-- Begin --
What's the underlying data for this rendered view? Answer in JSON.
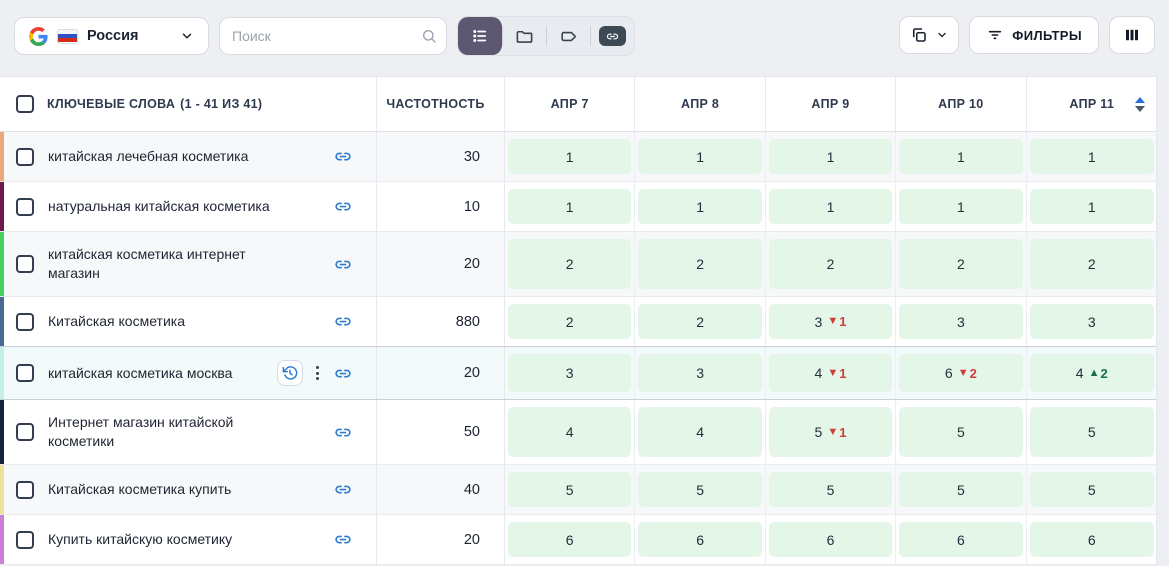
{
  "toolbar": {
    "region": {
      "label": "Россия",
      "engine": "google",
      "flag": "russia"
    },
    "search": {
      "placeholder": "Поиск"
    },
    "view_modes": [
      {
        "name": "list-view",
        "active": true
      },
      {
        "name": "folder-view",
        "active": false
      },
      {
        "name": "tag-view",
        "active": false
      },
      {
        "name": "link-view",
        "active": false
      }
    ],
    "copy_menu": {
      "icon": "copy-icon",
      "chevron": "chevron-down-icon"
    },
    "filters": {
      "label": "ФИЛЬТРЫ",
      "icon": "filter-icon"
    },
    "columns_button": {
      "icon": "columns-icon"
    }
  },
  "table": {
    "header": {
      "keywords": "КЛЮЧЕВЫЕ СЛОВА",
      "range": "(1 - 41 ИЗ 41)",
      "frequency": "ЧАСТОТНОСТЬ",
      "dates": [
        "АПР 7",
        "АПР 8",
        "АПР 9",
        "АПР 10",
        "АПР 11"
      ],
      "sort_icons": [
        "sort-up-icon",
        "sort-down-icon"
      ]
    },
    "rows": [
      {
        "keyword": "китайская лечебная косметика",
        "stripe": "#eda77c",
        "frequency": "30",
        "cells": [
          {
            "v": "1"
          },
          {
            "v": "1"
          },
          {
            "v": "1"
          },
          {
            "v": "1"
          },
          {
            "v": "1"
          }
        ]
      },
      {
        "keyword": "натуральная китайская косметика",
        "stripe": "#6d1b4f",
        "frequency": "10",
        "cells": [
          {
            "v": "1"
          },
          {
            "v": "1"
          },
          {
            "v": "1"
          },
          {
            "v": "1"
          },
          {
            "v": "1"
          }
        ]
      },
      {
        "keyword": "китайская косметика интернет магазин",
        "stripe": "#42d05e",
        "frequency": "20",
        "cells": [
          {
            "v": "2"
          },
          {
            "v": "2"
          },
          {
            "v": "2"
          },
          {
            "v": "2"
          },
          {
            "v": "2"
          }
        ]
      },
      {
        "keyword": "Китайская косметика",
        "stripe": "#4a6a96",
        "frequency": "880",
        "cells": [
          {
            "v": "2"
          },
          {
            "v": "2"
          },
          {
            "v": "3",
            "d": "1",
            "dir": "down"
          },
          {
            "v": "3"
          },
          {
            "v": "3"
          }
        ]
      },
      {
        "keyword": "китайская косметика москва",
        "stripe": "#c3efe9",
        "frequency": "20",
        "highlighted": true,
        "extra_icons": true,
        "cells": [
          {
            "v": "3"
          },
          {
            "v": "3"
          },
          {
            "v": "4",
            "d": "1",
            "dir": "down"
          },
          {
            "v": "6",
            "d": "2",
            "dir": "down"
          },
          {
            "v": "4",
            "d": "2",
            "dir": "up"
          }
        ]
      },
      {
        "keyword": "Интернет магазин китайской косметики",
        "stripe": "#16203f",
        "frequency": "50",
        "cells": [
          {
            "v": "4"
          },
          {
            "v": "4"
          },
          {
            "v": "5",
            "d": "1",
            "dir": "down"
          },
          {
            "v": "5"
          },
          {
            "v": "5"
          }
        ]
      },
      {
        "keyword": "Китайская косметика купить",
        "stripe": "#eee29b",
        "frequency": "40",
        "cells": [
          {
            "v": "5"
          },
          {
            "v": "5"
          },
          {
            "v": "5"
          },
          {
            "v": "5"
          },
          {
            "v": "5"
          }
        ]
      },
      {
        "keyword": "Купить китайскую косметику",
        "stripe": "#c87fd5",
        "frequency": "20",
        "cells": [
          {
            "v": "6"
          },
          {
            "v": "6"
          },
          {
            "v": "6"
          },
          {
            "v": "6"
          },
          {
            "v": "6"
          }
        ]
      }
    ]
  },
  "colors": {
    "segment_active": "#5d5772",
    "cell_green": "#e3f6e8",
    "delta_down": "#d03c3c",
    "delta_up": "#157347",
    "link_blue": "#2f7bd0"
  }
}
-- End --
-- Begin --
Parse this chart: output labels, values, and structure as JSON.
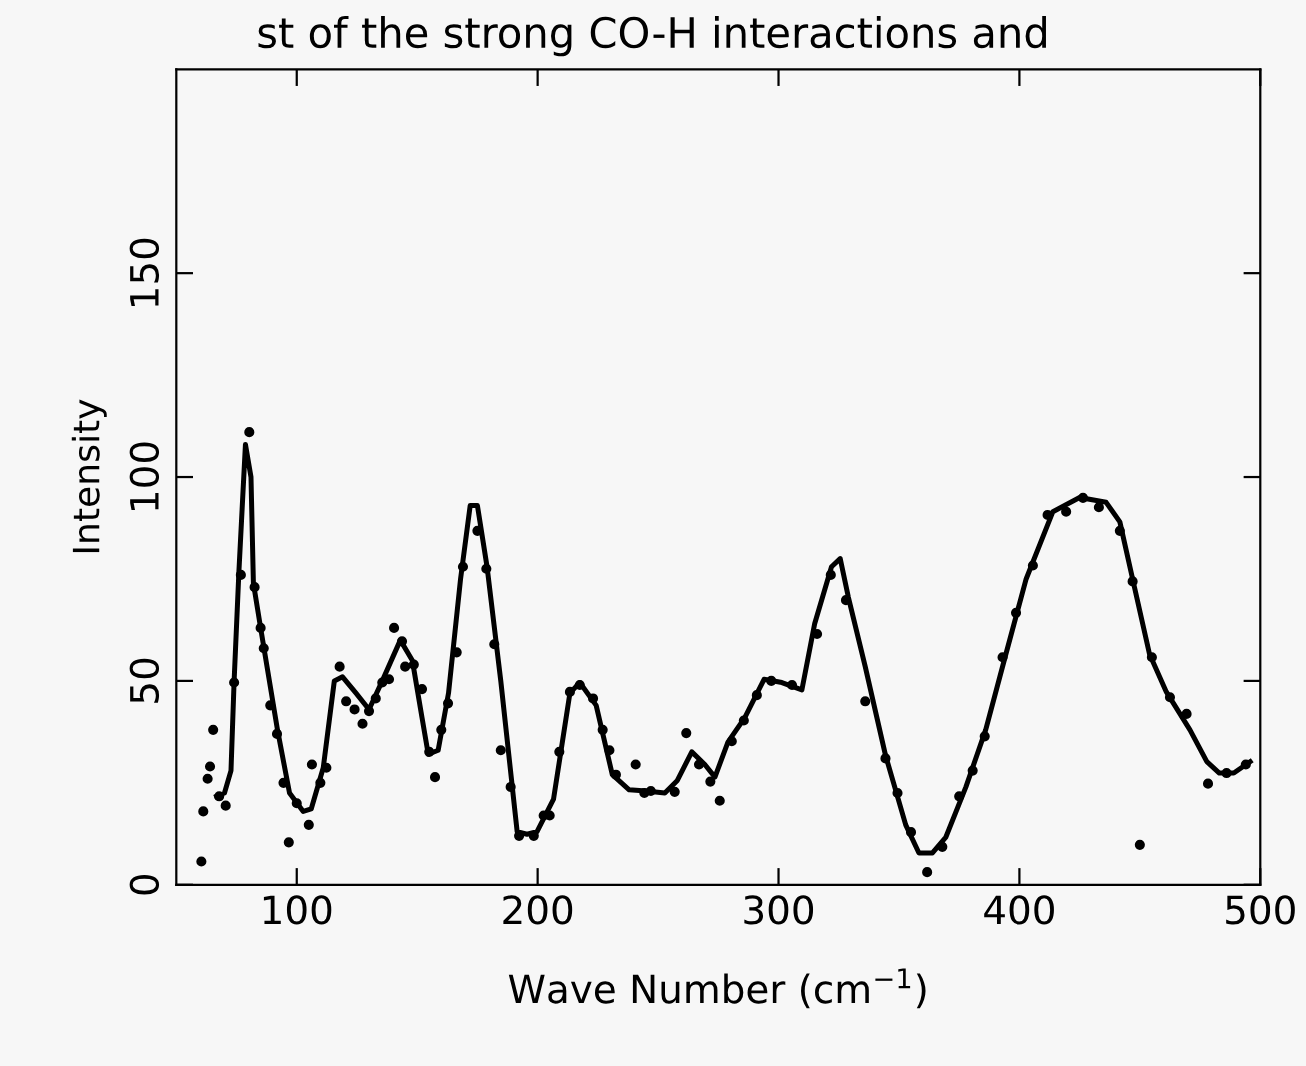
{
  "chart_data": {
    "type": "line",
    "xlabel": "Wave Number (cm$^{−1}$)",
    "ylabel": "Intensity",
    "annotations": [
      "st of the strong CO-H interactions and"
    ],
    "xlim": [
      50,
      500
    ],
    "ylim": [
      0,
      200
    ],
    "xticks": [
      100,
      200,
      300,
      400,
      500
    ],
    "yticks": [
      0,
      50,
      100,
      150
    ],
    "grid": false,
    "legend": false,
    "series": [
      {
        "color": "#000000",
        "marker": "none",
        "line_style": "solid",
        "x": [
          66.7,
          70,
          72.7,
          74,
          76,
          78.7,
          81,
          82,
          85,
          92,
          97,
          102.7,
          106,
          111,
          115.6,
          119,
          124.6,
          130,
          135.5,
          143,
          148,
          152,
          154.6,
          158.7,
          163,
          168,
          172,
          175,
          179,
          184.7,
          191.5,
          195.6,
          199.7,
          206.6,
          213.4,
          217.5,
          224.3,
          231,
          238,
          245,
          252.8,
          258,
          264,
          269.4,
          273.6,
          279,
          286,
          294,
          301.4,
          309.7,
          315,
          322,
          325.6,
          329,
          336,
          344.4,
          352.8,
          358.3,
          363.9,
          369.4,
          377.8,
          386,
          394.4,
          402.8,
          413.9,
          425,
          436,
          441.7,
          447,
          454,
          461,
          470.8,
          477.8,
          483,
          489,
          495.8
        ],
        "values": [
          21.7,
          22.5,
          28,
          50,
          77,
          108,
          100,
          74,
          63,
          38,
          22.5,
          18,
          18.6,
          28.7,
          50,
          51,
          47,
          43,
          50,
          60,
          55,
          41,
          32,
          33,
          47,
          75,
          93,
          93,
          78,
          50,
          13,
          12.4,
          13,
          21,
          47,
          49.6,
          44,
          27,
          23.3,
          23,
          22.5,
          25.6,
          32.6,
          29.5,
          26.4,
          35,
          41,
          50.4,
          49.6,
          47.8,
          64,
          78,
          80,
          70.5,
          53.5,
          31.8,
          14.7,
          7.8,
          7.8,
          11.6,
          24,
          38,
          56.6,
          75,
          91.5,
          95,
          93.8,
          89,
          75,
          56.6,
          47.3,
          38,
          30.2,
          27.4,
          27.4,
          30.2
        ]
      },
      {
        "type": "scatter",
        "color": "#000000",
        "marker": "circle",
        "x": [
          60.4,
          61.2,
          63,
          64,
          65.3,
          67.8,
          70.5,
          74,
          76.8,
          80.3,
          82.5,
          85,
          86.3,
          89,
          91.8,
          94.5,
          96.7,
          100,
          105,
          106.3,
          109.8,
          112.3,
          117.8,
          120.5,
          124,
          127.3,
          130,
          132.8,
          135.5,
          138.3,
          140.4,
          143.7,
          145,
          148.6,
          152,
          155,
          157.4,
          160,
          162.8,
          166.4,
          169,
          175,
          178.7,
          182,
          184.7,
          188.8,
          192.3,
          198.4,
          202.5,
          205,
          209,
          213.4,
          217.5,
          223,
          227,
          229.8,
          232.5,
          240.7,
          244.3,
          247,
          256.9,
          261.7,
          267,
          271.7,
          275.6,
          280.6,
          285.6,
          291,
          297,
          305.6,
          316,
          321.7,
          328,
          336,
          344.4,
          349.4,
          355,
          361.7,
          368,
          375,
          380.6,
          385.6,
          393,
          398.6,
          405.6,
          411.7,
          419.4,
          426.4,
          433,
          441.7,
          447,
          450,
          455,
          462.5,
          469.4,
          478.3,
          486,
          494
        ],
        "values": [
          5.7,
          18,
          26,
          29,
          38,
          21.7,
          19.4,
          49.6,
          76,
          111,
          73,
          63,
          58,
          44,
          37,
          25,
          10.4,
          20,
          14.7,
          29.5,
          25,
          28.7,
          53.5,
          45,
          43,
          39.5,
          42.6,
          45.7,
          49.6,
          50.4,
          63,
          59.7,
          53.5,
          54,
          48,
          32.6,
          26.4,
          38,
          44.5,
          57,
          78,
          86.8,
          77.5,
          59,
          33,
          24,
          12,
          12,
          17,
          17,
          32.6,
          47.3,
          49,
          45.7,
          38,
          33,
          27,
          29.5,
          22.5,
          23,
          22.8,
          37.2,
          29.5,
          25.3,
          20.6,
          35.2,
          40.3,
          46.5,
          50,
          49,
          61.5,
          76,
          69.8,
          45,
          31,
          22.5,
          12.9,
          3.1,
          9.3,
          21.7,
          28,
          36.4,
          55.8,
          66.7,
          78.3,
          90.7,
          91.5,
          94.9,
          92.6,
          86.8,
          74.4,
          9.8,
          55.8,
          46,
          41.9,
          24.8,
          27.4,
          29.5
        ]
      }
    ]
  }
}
-- End --
## [EXERCISE TASK]
Work out how many lines in the records above contain the word "frequency", and reply with that number alone.

## [COMPLETE OUTPUT]
9